Recorded data
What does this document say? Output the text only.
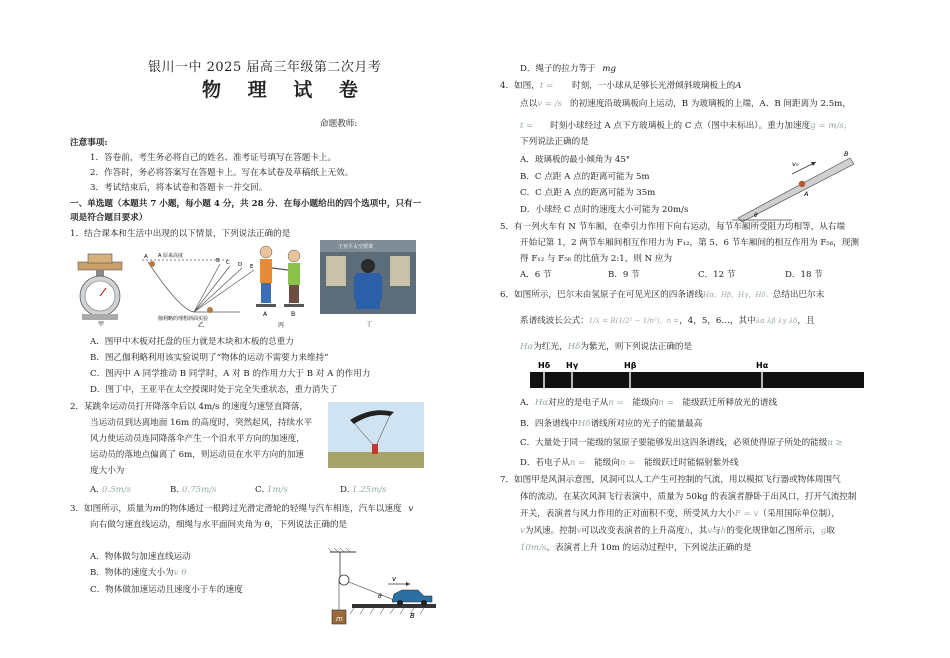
银川一中 2025 届高三年级第二次月考
物 理 试 卷
命题教师:
注意事项:
1．答卷前，考生务必将自己的姓名、准考证号填写在答题卡上。
2．作答时，务必将答案写在答题卡上。写在本试卷及草稿纸上无效。
3．考试结束后，将本试卷和答题卡一并交回。
一、单选题（本题共 7 小题，每小题 4 分，共 28 分．在每小题给出的四个选项中，只有一
项是符合题目要求）
1．结合课本和生活中出现的以下情景，下列说法正确的是
甲
A A 原来高度
B C D E
伽利略的理想斜面实验
乙
A	B
丙
王亚平太空授课
丁
A．图甲中木板对托盘的压力就是木块和木板的总重力
B．图乙伽利略利用该实验说明了“物体的运动不需要力来维持”
C．图丙中 A 同学推动 B 同学时，A 对 B 的作用力大于 B 对 A 的作用力
D．图丁中，王亚平在太空授课时处于完全失重状态，重力消失了
2．某跳伞运动员打开降落伞后以 4m/s 的速度匀速竖直降落，
当运动员到达离地面 16m 的高度时，突然起风，持续水平
风力使运动员连同降落伞产生一个沿水平方向的加速度，
运动员的落地点偏离了 6m，则运动员在水平方向的加速
度大小为
A．
0.5m/s	B．
0.75m/s	C．
1m/s	D．
1.25m/s
3．如图所示，质量为m的物体通过一根跨过光滑定滑轮的轻绳与汽车相连，汽车以速度 v
向右做匀速直线运动，细绳与水平面间夹角为 θ，下列说法正确的是
A．物体做匀加速直线运动
B．物体的速度大小为v θ
C．物体做加速运动且速度小于车的速度
m
v
θ
B
D．绳子的拉力等于 mg
4．如图，t = 时刻，一小球从足够长光滑倾斜玻璃板上的A
点以v = /s 的初速度沿玻璃板向上运动，B 为玻璃板的上端，A、B 间距离为 2.5m，
t = 时刻小球经过 A 点下方玻璃板上的 C 点（图中未标出）。重力加速度g = m/s，
下列说法正确的是
A．玻璃板的最小倾角为 45°
B．C 点距 A 点的距离可能为 5m
C．C 点距 A 点的距离可能为 35m
D．小球经 C 点时的速度大小可能为 20m/s
v₀
A
B
θ
5．有一列火车有 N 节车厢，在牵引力作用下向右运动，每节车厢所受阻力均相等，从右端
开始记第 1，2 两节车厢间相互作用力为 F₁₂，第 5、6 节车厢间的相互作用为 F₅₆，现测
得 F₁₂ 与 F₅₆ 的比值为 2:1，则 N 应为
A．6 节	B．9 节	C．12 节	D．18 节
6．如图所示，巴尔末由氢原子在可见光区的四条谱线Hα，Hβ，Hγ，Hδ。总结出巴尔末
系谱线波长公式：1/λ = R(1/2² − 1/n²)，n =，4，5，6…，其中λα λβ λγ λδ，且
Hα为红光，Hδ为紫光，则下列说法正确的是
Hδ Hγ	Hβ	Hα
A．Hα对应的是电子从n = 能级向n = 能级跃迁所释放光的谱线
B．四条谱线中Hδ谱线所对应的光子的能量最高
C．大量处于同一能级的氢原子要能够发出这四条谱线，必须使得原子所处的能级n ≥
D．若电子从n = 能级向n = 能级跃迁时能辐射紫外线
7．如图甲是风洞示意图，风洞可以人工产生可控制的气流，用以模拟飞行器或物体周围气
体的流动。在某次风洞飞行表演中，质量为 50kg 的表演者静卧于出风口，打开气流控制
开关，表演者与风力作用的正对面积不变，所受风力大小F = v（采用国际单位制），
v为风速。控制v可以改变表演者的上升高度h，其v与h的变化规律如乙图所示，g取
10m/s。表演者上升 10m 的运动过程中，下列说法正确的是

→ **Brief**
From the material above, reproduce everything verbatim except the pictures.

→ **Response for this exercise**
What does this document say? Output the text only.
银川一中 2025 届高三年级第二次月考
物 理 试 卷
命题教师:
注意事项:
1．答卷前，考生务必将自己的姓名、准考证号填写在答题卡上。
2．作答时，务必将答案写在答题卡上。写在本试卷及草稿纸上无效。
3．考试结束后，将本试卷和答题卡一并交回。
一、单选题（本题共 7 小题，每小题 4 分，共 28 分．在每小题给出的四个选项中，只有一
项是符合题目要求）
1．结合课本和生活中出现的以下情景，下列说法正确的是
甲
A A 原来高度
B C D E
伽利略的理想斜面实验
乙
A	B
丙
王亚平太空授课
丁
A．图甲中木板对托盘的压力就是木块和木板的总重力
B．图乙伽利略利用该实验说明了“物体的运动不需要力来维持”
C．图丙中 A 同学推动 B 同学时，A 对 B 的作用力大于 B 对 A 的作用力
D．图丁中，王亚平在太空授课时处于完全失重状态，重力消失了
2．某跳伞运动员打开降落伞后以 4m/s 的速度匀速竖直降落，
当运动员到达离地面 16m 的高度时，突然起风，持续水平
风力使运动员连同降落伞产生一个沿水平方向的加速度，
运动员的落地点偏离了 6m，则运动员在水平方向的加速
度大小为
A．
0.5m/s	B．
0.75m/s	C．
1m/s	D．
1.25m/s
3．如图所示，质量为m的物体通过一根跨过光滑定滑轮的轻绳与汽车相连，汽车以速度 v
向右做匀速直线运动，细绳与水平面间夹角为 θ，下列说法正确的是
A．物体做匀加速直线运动
B．物体的速度大小为v θ
C．物体做加速运动且速度小于车的速度
m
v
θ
B
D．绳子的拉力等于 mg
4．如图，t = 时刻，一小球从足够长光滑倾斜玻璃板上的A
点以v = /s 的初速度沿玻璃板向上运动，B 为玻璃板的上端，A、B 间距离为 2.5m，
t = 时刻小球经过 A 点下方玻璃板上的 C 点（图中未标出）。重力加速度g = m/s，
下列说法正确的是
A．玻璃板的最小倾角为 45°
B．C 点距 A 点的距离可能为 5m
C．C 点距 A 点的距离可能为 35m
D．小球经 C 点时的速度大小可能为 20m/s
v₀
A
B
θ
5．有一列火车有 N 节车厢，在牵引力作用下向右运动，每节车厢所受阻力均相等，从右端
开始记第 1，2 两节车厢间相互作用力为 F₁₂，第 5、6 节车厢间的相互作用为 F₅₆，现测
得 F₁₂ 与 F₅₆ 的比值为 2:1，则 N 应为
A．6 节	B．9 节	C．12 节	D．18 节
6．如图所示，巴尔末由氢原子在可见光区的四条谱线Hα，Hβ，Hγ，Hδ。总结出巴尔末
系谱线波长公式：1/λ = R(1/2² − 1/n²)，n =，4，5，6…，其中λα λβ λγ λδ，且
Hα为红光，Hδ为紫光，则下列说法正确的是
Hδ Hγ	Hβ	Hα
A．Hα对应的是电子从n = 能级向n = 能级跃迁所释放光的谱线
B．四条谱线中Hδ谱线所对应的光子的能量最高
C．大量处于同一能级的氢原子要能够发出这四条谱线，必须使得原子所处的能级n ≥
D．若电子从n = 能级向n = 能级跃迁时能辐射紫外线
7．如图甲是风洞示意图，风洞可以人工产生可控制的气流，用以模拟飞行器或物体周围气
体的流动。在某次风洞飞行表演中，质量为 50kg 的表演者静卧于出风口，打开气流控制
开关，表演者与风力作用的正对面积不变，所受风力大小F = v（采用国际单位制），
v为风速。控制v可以改变表演者的上升高度h，其v与h的变化规律如乙图所示，g取
10m/s。表演者上升 10m 的运动过程中，下列说法正确的是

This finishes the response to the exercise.